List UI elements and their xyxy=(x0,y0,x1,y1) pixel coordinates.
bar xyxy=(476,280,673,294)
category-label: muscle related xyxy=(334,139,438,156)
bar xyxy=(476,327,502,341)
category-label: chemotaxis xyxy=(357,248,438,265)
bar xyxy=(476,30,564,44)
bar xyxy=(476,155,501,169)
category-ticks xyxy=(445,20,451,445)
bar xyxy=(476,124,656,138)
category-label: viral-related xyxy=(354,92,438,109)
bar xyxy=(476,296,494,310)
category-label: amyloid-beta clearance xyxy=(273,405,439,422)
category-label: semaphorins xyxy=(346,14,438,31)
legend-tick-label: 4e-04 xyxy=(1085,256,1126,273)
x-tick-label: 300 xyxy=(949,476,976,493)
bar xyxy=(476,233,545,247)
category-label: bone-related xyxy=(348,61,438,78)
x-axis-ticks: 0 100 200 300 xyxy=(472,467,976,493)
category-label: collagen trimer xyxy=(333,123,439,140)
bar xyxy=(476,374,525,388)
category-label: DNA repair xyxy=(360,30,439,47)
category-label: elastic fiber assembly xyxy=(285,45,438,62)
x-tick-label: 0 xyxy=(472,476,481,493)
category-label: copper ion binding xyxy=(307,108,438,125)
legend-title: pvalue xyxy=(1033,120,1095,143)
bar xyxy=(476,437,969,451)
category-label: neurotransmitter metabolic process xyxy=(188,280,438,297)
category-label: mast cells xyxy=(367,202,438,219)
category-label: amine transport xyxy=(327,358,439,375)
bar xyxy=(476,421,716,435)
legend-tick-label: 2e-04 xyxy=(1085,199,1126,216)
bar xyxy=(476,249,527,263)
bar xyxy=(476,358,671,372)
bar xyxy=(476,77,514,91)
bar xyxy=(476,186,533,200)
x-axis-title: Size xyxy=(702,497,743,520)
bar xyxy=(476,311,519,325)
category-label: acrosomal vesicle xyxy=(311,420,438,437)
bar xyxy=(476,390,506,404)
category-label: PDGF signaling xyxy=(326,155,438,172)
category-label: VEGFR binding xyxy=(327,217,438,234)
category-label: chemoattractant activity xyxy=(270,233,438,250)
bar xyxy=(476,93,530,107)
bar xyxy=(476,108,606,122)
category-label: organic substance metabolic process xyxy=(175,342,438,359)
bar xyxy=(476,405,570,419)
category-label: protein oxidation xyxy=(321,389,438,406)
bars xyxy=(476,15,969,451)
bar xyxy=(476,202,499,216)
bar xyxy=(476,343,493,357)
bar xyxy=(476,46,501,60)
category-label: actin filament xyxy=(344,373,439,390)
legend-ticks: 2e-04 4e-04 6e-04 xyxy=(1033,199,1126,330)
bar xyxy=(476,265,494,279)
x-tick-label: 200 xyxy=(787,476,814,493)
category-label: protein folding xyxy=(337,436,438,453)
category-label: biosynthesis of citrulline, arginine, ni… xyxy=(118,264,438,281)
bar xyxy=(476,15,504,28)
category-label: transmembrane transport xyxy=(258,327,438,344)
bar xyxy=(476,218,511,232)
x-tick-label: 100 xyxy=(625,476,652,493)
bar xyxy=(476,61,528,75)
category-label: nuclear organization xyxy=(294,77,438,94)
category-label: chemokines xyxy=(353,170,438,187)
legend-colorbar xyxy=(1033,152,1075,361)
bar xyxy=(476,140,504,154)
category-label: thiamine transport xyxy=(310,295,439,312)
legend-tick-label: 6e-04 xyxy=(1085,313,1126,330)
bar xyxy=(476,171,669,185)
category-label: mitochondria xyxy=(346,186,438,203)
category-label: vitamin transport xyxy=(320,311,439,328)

=-=-=-=-=

- Your task
In this exercise, give every record above again exactly.

- Answer for the task
List UI elements and their xyxy=(x0,y0,x1,y1) pixel coordinates.
bar xyxy=(476,280,673,294)
category-label: muscle related xyxy=(334,139,438,156)
bar xyxy=(476,327,502,341)
category-label: chemotaxis xyxy=(357,248,438,265)
bar xyxy=(476,30,564,44)
bar xyxy=(476,155,501,169)
category-ticks xyxy=(445,20,451,445)
bar xyxy=(476,124,656,138)
category-label: viral-related xyxy=(354,92,438,109)
bar xyxy=(476,296,494,310)
category-label: amyloid-beta clearance xyxy=(273,405,439,422)
category-label: semaphorins xyxy=(346,14,438,31)
legend-tick-label: 4e-04 xyxy=(1085,256,1126,273)
x-tick-label: 300 xyxy=(949,476,976,493)
bar xyxy=(476,233,545,247)
category-label: bone-related xyxy=(348,61,438,78)
x-axis-ticks: 0 100 200 300 xyxy=(472,467,976,493)
category-label: collagen trimer xyxy=(333,123,439,140)
bar xyxy=(476,374,525,388)
category-label: DNA repair xyxy=(360,30,439,47)
category-label: elastic fiber assembly xyxy=(285,45,438,62)
x-tick-label: 0 xyxy=(472,476,481,493)
category-label: copper ion binding xyxy=(307,108,438,125)
legend-title: pvalue xyxy=(1033,120,1095,143)
bar xyxy=(476,437,969,451)
category-label: neurotransmitter metabolic process xyxy=(188,280,438,297)
category-label: mast cells xyxy=(367,202,438,219)
category-label: amine transport xyxy=(327,358,439,375)
bar xyxy=(476,421,716,435)
legend-tick-label: 2e-04 xyxy=(1085,199,1126,216)
bar xyxy=(476,249,527,263)
bar xyxy=(476,358,671,372)
bar xyxy=(476,77,514,91)
bar xyxy=(476,186,533,200)
x-axis-title: Size xyxy=(702,497,743,520)
bar xyxy=(476,311,519,325)
category-label: acrosomal vesicle xyxy=(311,420,438,437)
bar xyxy=(476,390,506,404)
category-label: PDGF signaling xyxy=(326,155,438,172)
category-label: VEGFR binding xyxy=(327,217,438,234)
category-label: chemoattractant activity xyxy=(270,233,438,250)
bar xyxy=(476,93,530,107)
bar xyxy=(476,108,606,122)
category-label: organic substance metabolic process xyxy=(175,342,438,359)
bar xyxy=(476,405,570,419)
category-label: protein oxidation xyxy=(321,389,438,406)
bars xyxy=(476,15,969,451)
bar xyxy=(476,202,499,216)
bar xyxy=(476,343,493,357)
bar xyxy=(476,46,501,60)
category-label: actin filament xyxy=(344,373,439,390)
legend-ticks: 2e-04 4e-04 6e-04 xyxy=(1033,199,1126,330)
bar xyxy=(476,265,494,279)
x-tick-label: 200 xyxy=(787,476,814,493)
category-label: protein folding xyxy=(337,436,438,453)
category-label: biosynthesis of citrulline, arginine, ni… xyxy=(118,264,438,281)
bar xyxy=(476,15,504,28)
category-label: transmembrane transport xyxy=(258,327,438,344)
bar xyxy=(476,218,511,232)
x-tick-label: 100 xyxy=(625,476,652,493)
bar xyxy=(476,61,528,75)
category-label: nuclear organization xyxy=(294,77,438,94)
category-label: chemokines xyxy=(353,170,438,187)
legend-colorbar xyxy=(1033,152,1075,361)
bar xyxy=(476,140,504,154)
category-label: thiamine transport xyxy=(310,295,439,312)
legend-tick-label: 6e-04 xyxy=(1085,313,1126,330)
bar xyxy=(476,171,669,185)
category-label: mitochondria xyxy=(346,186,438,203)
category-label: vitamin transport xyxy=(320,311,439,328)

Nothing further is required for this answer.